[Figure collection entries]
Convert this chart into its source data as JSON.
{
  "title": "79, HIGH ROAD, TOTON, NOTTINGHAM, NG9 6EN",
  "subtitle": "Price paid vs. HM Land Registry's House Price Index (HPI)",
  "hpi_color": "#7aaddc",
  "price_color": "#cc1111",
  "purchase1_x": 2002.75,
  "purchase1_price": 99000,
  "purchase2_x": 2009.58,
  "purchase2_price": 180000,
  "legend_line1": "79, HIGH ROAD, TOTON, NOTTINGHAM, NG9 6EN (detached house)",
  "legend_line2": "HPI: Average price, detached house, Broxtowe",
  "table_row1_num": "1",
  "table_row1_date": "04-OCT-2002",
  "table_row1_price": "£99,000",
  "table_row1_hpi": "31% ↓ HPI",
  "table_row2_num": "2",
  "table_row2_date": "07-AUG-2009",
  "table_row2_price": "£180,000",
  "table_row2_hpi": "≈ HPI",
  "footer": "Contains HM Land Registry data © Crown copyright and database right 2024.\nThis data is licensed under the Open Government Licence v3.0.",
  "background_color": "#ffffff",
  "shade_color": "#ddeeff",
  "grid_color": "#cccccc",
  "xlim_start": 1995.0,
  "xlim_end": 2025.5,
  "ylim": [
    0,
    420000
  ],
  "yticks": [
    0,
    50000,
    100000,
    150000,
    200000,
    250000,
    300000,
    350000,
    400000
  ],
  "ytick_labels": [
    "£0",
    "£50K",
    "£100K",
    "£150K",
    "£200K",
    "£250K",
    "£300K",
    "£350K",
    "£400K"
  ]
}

Goal of the exercise. Give every line of the material that includes the string "TOTON".

Response.
  "title": "79, HIGH ROAD, TOTON, NOTTINGHAM, NG9 6EN",
  "legend_line1": "79, HIGH ROAD, TOTON, NOTTINGHAM, NG9 6EN (detached house)",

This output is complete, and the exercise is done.